» **Problem to solve**
Restate, word for word, all of the material shown below.

» **Input**
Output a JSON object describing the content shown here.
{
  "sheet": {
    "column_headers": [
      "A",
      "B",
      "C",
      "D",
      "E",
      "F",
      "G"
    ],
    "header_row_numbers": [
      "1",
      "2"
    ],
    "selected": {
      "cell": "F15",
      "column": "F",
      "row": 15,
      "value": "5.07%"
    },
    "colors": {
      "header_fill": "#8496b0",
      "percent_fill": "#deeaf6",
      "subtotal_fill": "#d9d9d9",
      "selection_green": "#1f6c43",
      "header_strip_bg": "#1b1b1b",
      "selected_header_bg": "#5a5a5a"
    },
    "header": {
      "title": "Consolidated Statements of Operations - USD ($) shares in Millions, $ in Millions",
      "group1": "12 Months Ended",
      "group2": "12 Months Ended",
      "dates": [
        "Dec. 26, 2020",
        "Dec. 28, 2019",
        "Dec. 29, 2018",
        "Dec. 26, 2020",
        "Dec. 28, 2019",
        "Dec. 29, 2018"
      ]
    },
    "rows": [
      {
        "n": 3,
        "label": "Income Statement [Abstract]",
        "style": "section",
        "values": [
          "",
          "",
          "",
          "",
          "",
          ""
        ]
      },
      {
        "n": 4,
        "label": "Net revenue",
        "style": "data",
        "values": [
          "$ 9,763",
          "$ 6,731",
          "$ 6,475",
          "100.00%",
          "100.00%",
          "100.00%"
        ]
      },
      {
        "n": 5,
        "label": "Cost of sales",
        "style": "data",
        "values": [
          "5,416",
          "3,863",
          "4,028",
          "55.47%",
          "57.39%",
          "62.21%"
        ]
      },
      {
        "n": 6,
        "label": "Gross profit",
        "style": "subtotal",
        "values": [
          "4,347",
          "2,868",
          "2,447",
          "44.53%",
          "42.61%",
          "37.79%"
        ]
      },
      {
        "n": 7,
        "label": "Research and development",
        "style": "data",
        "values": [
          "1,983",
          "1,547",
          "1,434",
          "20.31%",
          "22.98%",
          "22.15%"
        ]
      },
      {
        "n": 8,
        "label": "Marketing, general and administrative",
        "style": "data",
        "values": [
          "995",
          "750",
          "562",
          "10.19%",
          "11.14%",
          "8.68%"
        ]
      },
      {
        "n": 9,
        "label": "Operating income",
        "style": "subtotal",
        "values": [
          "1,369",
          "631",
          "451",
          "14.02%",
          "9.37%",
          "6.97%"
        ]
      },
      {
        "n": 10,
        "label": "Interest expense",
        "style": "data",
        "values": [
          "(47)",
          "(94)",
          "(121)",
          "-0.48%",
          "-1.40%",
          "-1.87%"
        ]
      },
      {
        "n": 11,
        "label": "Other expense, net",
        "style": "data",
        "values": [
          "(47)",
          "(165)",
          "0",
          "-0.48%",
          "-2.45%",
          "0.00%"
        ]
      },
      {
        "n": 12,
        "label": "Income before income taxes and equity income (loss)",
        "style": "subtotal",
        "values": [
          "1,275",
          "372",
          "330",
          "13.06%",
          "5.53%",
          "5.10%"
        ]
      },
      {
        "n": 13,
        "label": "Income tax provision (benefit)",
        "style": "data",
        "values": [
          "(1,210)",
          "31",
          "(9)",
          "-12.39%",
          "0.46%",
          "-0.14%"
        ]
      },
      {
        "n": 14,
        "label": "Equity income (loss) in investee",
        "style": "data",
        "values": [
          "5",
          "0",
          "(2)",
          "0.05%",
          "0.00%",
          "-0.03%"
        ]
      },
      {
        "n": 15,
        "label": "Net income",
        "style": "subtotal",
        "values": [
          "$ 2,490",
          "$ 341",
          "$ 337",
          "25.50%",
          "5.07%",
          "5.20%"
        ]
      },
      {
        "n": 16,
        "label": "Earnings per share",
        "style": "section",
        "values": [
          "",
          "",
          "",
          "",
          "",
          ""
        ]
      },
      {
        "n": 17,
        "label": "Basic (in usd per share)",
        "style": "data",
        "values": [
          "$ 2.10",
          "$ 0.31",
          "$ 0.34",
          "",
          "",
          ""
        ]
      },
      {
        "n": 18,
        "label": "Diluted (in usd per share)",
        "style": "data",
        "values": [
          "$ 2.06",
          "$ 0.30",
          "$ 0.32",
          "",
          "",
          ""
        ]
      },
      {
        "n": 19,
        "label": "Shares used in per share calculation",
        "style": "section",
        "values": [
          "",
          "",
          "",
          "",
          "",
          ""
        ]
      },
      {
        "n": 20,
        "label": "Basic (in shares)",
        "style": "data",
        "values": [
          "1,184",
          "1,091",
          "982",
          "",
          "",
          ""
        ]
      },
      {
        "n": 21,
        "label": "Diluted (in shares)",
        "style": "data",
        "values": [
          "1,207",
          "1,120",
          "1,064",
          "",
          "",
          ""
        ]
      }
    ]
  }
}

» **Task response**
Output a JSON object describing the content shown here.
{
  "sheet": {
    "column_headers": [
      "A",
      "B",
      "C",
      "D",
      "E",
      "F",
      "G"
    ],
    "header_row_numbers": [
      "1",
      "2"
    ],
    "selected": {
      "cell": "F15",
      "column": "F",
      "row": 15,
      "value": "5.07%"
    },
    "colors": {
      "header_fill": "#8496b0",
      "percent_fill": "#deeaf6",
      "subtotal_fill": "#d9d9d9",
      "selection_green": "#1f6c43",
      "header_strip_bg": "#1b1b1b",
      "selected_header_bg": "#5a5a5a"
    },
    "header": {
      "title": "Consolidated Statements of Operations - USD ($) shares in Millions, $ in Millions",
      "group1": "12 Months Ended",
      "group2": "12 Months Ended",
      "dates": [
        "Dec. 26, 2020",
        "Dec. 28, 2019",
        "Dec. 29, 2018",
        "Dec. 26, 2020",
        "Dec. 28, 2019",
        "Dec. 29, 2018"
      ]
    },
    "rows": [
      {
        "n": 3,
        "label": "Income Statement [Abstract]",
        "style": "section",
        "values": [
          "",
          "",
          "",
          "",
          "",
          ""
        ]
      },
      {
        "n": 4,
        "label": "Net revenue",
        "style": "data",
        "values": [
          "$ 9,763",
          "$ 6,731",
          "$ 6,475",
          "100.00%",
          "100.00%",
          "100.00%"
        ]
      },
      {
        "n": 5,
        "label": "Cost of sales",
        "style": "data",
        "values": [
          "5,416",
          "3,863",
          "4,028",
          "55.47%",
          "57.39%",
          "62.21%"
        ]
      },
      {
        "n": 6,
        "label": "Gross profit",
        "style": "subtotal",
        "values": [
          "4,347",
          "2,868",
          "2,447",
          "44.53%",
          "42.61%",
          "37.79%"
        ]
      },
      {
        "n": 7,
        "label": "Research and development",
        "style": "data",
        "values": [
          "1,983",
          "1,547",
          "1,434",
          "20.31%",
          "22.98%",
          "22.15%"
        ]
      },
      {
        "n": 8,
        "label": "Marketing, general and administrative",
        "style": "data",
        "values": [
          "995",
          "750",
          "562",
          "10.19%",
          "11.14%",
          "8.68%"
        ]
      },
      {
        "n": 9,
        "label": "Operating income",
        "style": "subtotal",
        "values": [
          "1,369",
          "631",
          "451",
          "14.02%",
          "9.37%",
          "6.97%"
        ]
      },
      {
        "n": 10,
        "label": "Interest expense",
        "style": "data",
        "values": [
          "(47)",
          "(94)",
          "(121)",
          "-0.48%",
          "-1.40%",
          "-1.87%"
        ]
      },
      {
        "n": 11,
        "label": "Other expense, net",
        "style": "data",
        "values": [
          "(47)",
          "(165)",
          "0",
          "-0.48%",
          "-2.45%",
          "0.00%"
        ]
      },
      {
        "n": 12,
        "label": "Income before income taxes and equity income (loss)",
        "style": "subtotal",
        "values": [
          "1,275",
          "372",
          "330",
          "13.06%",
          "5.53%",
          "5.10%"
        ]
      },
      {
        "n": 13,
        "label": "Income tax provision (benefit)",
        "style": "data",
        "values": [
          "(1,210)",
          "31",
          "(9)",
          "-12.39%",
          "0.46%",
          "-0.14%"
        ]
      },
      {
        "n": 14,
        "label": "Equity income (loss) in investee",
        "style": "data",
        "values": [
          "5",
          "0",
          "(2)",
          "0.05%",
          "0.00%",
          "-0.03%"
        ]
      },
      {
        "n": 15,
        "label": "Net income",
        "style": "subtotal",
        "values": [
          "$ 2,490",
          "$ 341",
          "$ 337",
          "25.50%",
          "5.07%",
          "5.20%"
        ]
      },
      {
        "n": 16,
        "label": "Earnings per share",
        "style": "section",
        "values": [
          "",
          "",
          "",
          "",
          "",
          ""
        ]
      },
      {
        "n": 17,
        "label": "Basic (in usd per share)",
        "style": "data",
        "values": [
          "$ 2.10",
          "$ 0.31",
          "$ 0.34",
          "",
          "",
          ""
        ]
      },
      {
        "n": 18,
        "label": "Diluted (in usd per share)",
        "style": "data",
        "values": [
          "$ 2.06",
          "$ 0.30",
          "$ 0.32",
          "",
          "",
          ""
        ]
      },
      {
        "n": 19,
        "label": "Shares used in per share calculation",
        "style": "section",
        "values": [
          "",
          "",
          "",
          "",
          "",
          ""
        ]
      },
      {
        "n": 20,
        "label": "Basic (in shares)",
        "style": "data",
        "values": [
          "1,184",
          "1,091",
          "982",
          "",
          "",
          ""
        ]
      },
      {
        "n": 21,
        "label": "Diluted (in shares)",
        "style": "data",
        "values": [
          "1,207",
          "1,120",
          "1,064",
          "",
          "",
          ""
        ]
      }
    ]
  }
}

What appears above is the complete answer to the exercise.